# [Written task]
Retype the whole listing below, character for character.

(begin)

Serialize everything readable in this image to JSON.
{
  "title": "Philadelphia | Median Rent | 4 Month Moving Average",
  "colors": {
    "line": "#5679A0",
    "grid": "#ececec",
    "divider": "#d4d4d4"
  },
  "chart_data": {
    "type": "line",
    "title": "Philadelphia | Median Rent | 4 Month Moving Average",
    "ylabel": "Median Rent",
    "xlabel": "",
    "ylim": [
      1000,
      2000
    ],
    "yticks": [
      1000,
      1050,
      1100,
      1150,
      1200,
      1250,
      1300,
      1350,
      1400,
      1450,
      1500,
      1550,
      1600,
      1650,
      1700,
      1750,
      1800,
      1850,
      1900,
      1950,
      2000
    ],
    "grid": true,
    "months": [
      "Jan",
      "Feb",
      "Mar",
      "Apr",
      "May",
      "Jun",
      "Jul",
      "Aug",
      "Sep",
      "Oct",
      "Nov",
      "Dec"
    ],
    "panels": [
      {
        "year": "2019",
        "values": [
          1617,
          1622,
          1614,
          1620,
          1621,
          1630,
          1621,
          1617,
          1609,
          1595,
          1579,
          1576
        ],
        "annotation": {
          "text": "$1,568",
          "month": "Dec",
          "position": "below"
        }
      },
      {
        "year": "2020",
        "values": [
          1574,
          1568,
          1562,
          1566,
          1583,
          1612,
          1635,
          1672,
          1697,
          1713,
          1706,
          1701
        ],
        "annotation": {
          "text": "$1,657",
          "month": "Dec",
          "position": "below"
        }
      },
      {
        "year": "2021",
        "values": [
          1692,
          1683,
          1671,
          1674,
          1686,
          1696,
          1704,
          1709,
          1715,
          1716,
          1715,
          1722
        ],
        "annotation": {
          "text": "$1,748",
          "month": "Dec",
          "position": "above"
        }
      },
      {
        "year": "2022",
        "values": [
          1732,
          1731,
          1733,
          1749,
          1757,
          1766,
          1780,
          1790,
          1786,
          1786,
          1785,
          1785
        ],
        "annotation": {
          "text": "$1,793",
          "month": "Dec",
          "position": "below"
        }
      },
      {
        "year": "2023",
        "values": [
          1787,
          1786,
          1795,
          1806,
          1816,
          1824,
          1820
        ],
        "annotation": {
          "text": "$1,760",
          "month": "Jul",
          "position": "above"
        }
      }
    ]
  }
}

(end)

# [Written solution]
Serialize everything readable in this image to JSON.
{
  "title": "Philadelphia | Median Rent | 4 Month Moving Average",
  "colors": {
    "line": "#5679A0",
    "grid": "#ececec",
    "divider": "#d4d4d4"
  },
  "chart_data": {
    "type": "line",
    "title": "Philadelphia | Median Rent | 4 Month Moving Average",
    "ylabel": "Median Rent",
    "xlabel": "",
    "ylim": [
      1000,
      2000
    ],
    "yticks": [
      1000,
      1050,
      1100,
      1150,
      1200,
      1250,
      1300,
      1350,
      1400,
      1450,
      1500,
      1550,
      1600,
      1650,
      1700,
      1750,
      1800,
      1850,
      1900,
      1950,
      2000
    ],
    "grid": true,
    "months": [
      "Jan",
      "Feb",
      "Mar",
      "Apr",
      "May",
      "Jun",
      "Jul",
      "Aug",
      "Sep",
      "Oct",
      "Nov",
      "Dec"
    ],
    "panels": [
      {
        "year": "2019",
        "values": [
          1617,
          1622,
          1614,
          1620,
          1621,
          1630,
          1621,
          1617,
          1609,
          1595,
          1579,
          1576
        ],
        "annotation": {
          "text": "$1,568",
          "month": "Dec",
          "position": "below"
        }
      },
      {
        "year": "2020",
        "values": [
          1574,
          1568,
          1562,
          1566,
          1583,
          1612,
          1635,
          1672,
          1697,
          1713,
          1706,
          1701
        ],
        "annotation": {
          "text": "$1,657",
          "month": "Dec",
          "position": "below"
        }
      },
      {
        "year": "2021",
        "values": [
          1692,
          1683,
          1671,
          1674,
          1686,
          1696,
          1704,
          1709,
          1715,
          1716,
          1715,
          1722
        ],
        "annotation": {
          "text": "$1,748",
          "month": "Dec",
          "position": "above"
        }
      },
      {
        "year": "2022",
        "values": [
          1732,
          1731,
          1733,
          1749,
          1757,
          1766,
          1780,
          1790,
          1786,
          1786,
          1785,
          1785
        ],
        "annotation": {
          "text": "$1,793",
          "month": "Dec",
          "position": "below"
        }
      },
      {
        "year": "2023",
        "values": [
          1787,
          1786,
          1795,
          1806,
          1816,
          1824,
          1820
        ],
        "annotation": {
          "text": "$1,760",
          "month": "Jul",
          "position": "above"
        }
      }
    ]
  }
}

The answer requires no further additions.